[Dataset excerpt]
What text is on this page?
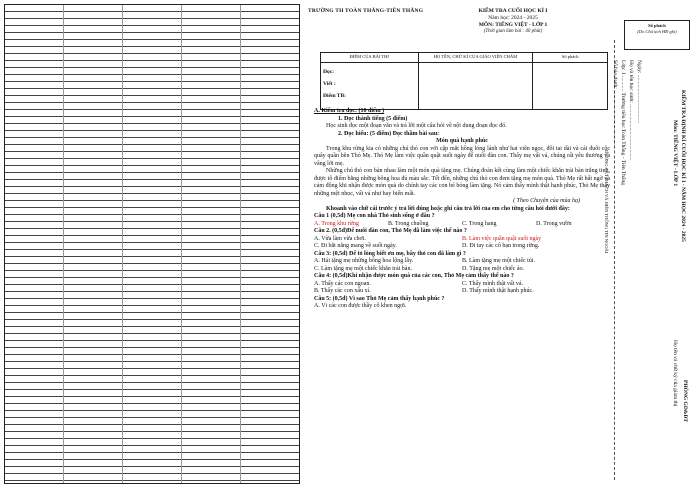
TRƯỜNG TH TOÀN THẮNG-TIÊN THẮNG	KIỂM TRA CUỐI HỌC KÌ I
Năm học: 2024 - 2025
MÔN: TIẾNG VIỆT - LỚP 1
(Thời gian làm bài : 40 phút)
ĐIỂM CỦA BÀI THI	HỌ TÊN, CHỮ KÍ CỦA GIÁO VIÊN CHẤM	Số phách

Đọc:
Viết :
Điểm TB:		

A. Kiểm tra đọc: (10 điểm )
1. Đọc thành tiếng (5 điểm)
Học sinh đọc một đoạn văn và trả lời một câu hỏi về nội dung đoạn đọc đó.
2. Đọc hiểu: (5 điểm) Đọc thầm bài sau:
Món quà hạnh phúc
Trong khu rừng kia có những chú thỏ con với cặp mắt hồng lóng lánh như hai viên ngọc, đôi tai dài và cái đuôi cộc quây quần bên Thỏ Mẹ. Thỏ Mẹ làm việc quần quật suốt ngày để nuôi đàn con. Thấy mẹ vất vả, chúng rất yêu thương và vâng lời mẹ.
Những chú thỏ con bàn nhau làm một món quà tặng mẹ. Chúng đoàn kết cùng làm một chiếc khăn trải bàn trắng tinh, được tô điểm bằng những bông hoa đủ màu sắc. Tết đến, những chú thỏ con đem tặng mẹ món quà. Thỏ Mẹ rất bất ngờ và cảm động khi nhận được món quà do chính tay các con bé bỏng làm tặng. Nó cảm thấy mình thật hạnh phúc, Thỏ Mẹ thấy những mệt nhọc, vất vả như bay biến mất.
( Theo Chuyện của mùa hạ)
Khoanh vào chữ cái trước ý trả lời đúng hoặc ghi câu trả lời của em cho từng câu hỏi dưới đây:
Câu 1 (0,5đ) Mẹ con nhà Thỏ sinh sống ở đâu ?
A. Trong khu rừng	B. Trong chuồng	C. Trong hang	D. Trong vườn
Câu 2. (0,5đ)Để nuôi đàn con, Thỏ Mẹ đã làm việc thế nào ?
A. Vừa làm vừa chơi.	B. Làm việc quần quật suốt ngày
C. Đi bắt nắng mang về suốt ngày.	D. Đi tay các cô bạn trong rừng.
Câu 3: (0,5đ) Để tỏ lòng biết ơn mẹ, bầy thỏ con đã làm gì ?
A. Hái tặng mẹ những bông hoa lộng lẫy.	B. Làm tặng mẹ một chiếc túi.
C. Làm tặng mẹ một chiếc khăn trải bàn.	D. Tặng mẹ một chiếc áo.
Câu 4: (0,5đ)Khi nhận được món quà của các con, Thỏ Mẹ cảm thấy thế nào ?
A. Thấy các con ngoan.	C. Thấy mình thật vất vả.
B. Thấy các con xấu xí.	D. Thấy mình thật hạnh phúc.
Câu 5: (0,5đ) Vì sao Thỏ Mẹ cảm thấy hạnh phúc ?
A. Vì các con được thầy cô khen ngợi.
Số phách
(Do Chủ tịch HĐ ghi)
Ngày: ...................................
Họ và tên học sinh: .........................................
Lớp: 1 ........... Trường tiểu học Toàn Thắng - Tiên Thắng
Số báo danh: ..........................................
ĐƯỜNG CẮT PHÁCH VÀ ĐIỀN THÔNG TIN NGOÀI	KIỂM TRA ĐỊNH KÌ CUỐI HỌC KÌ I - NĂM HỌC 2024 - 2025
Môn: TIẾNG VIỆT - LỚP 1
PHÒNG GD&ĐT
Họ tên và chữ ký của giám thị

## [Aim of the exercise]
With the pictures omitted, reproduce the records in full and exactly.

## [Response for this exercise]
What text is on this page?
TRƯỜNG TH TOÀN THẮNG-TIÊN THẮNG	KIỂM TRA CUỐI HỌC KÌ I
Năm học: 2024 - 2025
MÔN: TIẾNG VIỆT - LỚP 1
(Thời gian làm bài : 40 phút)
ĐIỂM CỦA BÀI THI	HỌ TÊN, CHỮ KÍ CỦA GIÁO VIÊN CHẤM	Số phách

Đọc:
Viết :
Điểm TB:		

A. Kiểm tra đọc: (10 điểm )
1. Đọc thành tiếng (5 điểm)
Học sinh đọc một đoạn văn và trả lời một câu hỏi về nội dung đoạn đọc đó.
2. Đọc hiểu: (5 điểm) Đọc thầm bài sau:
Món quà hạnh phúc
Trong khu rừng kia có những chú thỏ con với cặp mắt hồng lóng lánh như hai viên ngọc, đôi tai dài và cái đuôi cộc quây quần bên Thỏ Mẹ. Thỏ Mẹ làm việc quần quật suốt ngày để nuôi đàn con. Thấy mẹ vất vả, chúng rất yêu thương và vâng lời mẹ.
Những chú thỏ con bàn nhau làm một món quà tặng mẹ. Chúng đoàn kết cùng làm một chiếc khăn trải bàn trắng tinh, được tô điểm bằng những bông hoa đủ màu sắc. Tết đến, những chú thỏ con đem tặng mẹ món quà. Thỏ Mẹ rất bất ngờ và cảm động khi nhận được món quà do chính tay các con bé bỏng làm tặng. Nó cảm thấy mình thật hạnh phúc, Thỏ Mẹ thấy những mệt nhọc, vất vả như bay biến mất.
( Theo Chuyện của mùa hạ)
Khoanh vào chữ cái trước ý trả lời đúng hoặc ghi câu trả lời của em cho từng câu hỏi dưới đây:
Câu 1 (0,5đ) Mẹ con nhà Thỏ sinh sống ở đâu ?
A. Trong khu rừng	B. Trong chuồng	C. Trong hang	D. Trong vườn
Câu 2. (0,5đ)Để nuôi đàn con, Thỏ Mẹ đã làm việc thế nào ?
A. Vừa làm vừa chơi.	B. Làm việc quần quật suốt ngày
C. Đi bắt nắng mang về suốt ngày.	D. Đi tay các cô bạn trong rừng.
Câu 3: (0,5đ) Để tỏ lòng biết ơn mẹ, bầy thỏ con đã làm gì ?
A. Hái tặng mẹ những bông hoa lộng lẫy.	B. Làm tặng mẹ một chiếc túi.
C. Làm tặng mẹ một chiếc khăn trải bàn.	D. Tặng mẹ một chiếc áo.
Câu 4: (0,5đ)Khi nhận được món quà của các con, Thỏ Mẹ cảm thấy thế nào ?
A. Thấy các con ngoan.	C. Thấy mình thật vất vả.
B. Thấy các con xấu xí.	D. Thấy mình thật hạnh phúc.
Câu 5: (0,5đ) Vì sao Thỏ Mẹ cảm thấy hạnh phúc ?
A. Vì các con được thầy cô khen ngợi.
Số phách
(Do Chủ tịch HĐ ghi)
Ngày: ...................................
Họ và tên học sinh: .........................................
Lớp: 1 ........... Trường tiểu học Toàn Thắng - Tiên Thắng
Số báo danh: ..........................................
ĐƯỜNG CẮT PHÁCH VÀ ĐIỀN THÔNG TIN NGOÀI	KIỂM TRA ĐỊNH KÌ CUỐI HỌC KÌ I - NĂM HỌC 2024 - 2025
Môn: TIẾNG VIỆT - LỚP 1
PHÒNG GD&ĐT
Họ tên và chữ ký của giám thị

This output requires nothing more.